= WORK TO BE COMPLETED =
The exercise asks for every line of the data to be reproduced exactly.

┌─ DATASET CONTENT

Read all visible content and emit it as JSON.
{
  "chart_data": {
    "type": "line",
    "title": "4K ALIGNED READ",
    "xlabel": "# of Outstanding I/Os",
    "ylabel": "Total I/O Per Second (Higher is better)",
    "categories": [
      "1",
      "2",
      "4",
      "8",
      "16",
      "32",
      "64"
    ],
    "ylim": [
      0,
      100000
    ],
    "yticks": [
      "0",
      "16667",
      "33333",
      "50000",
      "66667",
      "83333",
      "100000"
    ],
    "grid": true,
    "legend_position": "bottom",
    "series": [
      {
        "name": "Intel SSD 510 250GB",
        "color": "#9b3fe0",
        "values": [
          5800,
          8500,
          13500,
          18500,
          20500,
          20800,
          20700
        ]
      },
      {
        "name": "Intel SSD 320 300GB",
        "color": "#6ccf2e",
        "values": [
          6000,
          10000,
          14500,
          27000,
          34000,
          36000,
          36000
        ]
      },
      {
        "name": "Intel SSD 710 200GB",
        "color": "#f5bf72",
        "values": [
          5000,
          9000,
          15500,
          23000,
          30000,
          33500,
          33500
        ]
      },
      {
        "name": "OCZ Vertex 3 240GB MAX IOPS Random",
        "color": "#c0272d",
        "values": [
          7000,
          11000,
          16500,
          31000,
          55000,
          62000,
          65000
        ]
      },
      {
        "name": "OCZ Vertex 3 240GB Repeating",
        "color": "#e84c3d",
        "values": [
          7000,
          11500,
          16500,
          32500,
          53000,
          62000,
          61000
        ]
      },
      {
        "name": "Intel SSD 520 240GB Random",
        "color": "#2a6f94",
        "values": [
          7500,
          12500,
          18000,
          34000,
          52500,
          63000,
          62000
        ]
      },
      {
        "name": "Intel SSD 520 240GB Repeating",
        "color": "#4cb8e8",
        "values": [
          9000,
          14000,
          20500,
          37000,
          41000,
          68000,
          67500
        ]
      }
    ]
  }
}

└─

= COMPLETED EXERCISE =
Read all visible content and emit it as JSON.
{
  "chart_data": {
    "type": "line",
    "title": "4K ALIGNED READ",
    "xlabel": "# of Outstanding I/Os",
    "ylabel": "Total I/O Per Second (Higher is better)",
    "categories": [
      "1",
      "2",
      "4",
      "8",
      "16",
      "32",
      "64"
    ],
    "ylim": [
      0,
      100000
    ],
    "yticks": [
      "0",
      "16667",
      "33333",
      "50000",
      "66667",
      "83333",
      "100000"
    ],
    "grid": true,
    "legend_position": "bottom",
    "series": [
      {
        "name": "Intel SSD 510 250GB",
        "color": "#9b3fe0",
        "values": [
          5800,
          8500,
          13500,
          18500,
          20500,
          20800,
          20700
        ]
      },
      {
        "name": "Intel SSD 320 300GB",
        "color": "#6ccf2e",
        "values": [
          6000,
          10000,
          14500,
          27000,
          34000,
          36000,
          36000
        ]
      },
      {
        "name": "Intel SSD 710 200GB",
        "color": "#f5bf72",
        "values": [
          5000,
          9000,
          15500,
          23000,
          30000,
          33500,
          33500
        ]
      },
      {
        "name": "OCZ Vertex 3 240GB MAX IOPS Random",
        "color": "#c0272d",
        "values": [
          7000,
          11000,
          16500,
          31000,
          55000,
          62000,
          65000
        ]
      },
      {
        "name": "OCZ Vertex 3 240GB Repeating",
        "color": "#e84c3d",
        "values": [
          7000,
          11500,
          16500,
          32500,
          53000,
          62000,
          61000
        ]
      },
      {
        "name": "Intel SSD 520 240GB Random",
        "color": "#2a6f94",
        "values": [
          7500,
          12500,
          18000,
          34000,
          52500,
          63000,
          62000
        ]
      },
      {
        "name": "Intel SSD 520 240GB Repeating",
        "color": "#4cb8e8",
        "values": [
          9000,
          14000,
          20500,
          37000,
          41000,
          68000,
          67500
        ]
      }
    ]
  }
}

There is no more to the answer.